What is being asked:
Search the records below for the word "käytettäessä" and show every line where it occurs.

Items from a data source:
※
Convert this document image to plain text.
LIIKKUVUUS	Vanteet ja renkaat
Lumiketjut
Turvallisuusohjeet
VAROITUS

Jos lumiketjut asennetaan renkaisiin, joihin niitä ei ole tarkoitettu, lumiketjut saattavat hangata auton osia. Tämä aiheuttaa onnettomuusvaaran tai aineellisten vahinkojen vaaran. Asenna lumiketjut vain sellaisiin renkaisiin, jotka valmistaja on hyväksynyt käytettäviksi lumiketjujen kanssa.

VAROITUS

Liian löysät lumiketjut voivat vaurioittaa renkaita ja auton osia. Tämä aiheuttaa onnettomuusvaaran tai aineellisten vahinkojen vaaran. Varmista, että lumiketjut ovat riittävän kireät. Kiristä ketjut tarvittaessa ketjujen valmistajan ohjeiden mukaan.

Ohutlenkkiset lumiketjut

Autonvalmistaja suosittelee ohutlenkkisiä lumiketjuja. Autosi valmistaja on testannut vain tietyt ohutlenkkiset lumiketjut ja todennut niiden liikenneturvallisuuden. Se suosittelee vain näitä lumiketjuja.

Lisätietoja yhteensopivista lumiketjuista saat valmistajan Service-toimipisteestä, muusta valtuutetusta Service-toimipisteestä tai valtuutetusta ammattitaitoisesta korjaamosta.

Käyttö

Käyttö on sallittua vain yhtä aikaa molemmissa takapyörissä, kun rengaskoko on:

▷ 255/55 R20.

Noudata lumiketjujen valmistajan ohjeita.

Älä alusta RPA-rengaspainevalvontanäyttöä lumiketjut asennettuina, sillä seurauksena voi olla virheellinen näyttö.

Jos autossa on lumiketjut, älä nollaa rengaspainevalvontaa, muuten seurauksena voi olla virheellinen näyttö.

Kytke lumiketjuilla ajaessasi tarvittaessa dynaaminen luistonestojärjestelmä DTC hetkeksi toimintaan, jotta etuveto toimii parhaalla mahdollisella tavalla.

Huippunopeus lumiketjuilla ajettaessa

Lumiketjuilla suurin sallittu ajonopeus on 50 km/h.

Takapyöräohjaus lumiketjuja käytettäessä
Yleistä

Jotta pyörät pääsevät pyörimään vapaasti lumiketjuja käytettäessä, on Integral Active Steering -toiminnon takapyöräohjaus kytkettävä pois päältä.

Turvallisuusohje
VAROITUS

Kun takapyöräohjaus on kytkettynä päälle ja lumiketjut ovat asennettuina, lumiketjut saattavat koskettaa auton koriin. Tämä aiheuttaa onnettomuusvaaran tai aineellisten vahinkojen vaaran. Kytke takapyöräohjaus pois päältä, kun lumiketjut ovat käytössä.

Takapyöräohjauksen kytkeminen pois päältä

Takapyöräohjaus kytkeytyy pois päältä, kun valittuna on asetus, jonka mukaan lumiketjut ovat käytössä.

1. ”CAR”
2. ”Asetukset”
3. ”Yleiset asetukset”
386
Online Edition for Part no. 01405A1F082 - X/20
※
Correct output:
Takapyöräohjaus lumiketjuja käytettäessä
Jotta pyörät pääsevät pyörimään vapaasti lumiketjuja käytettäessä, on Integral Active Steering -toiminnon takapyöräohjaus kytkettävä pois päältä.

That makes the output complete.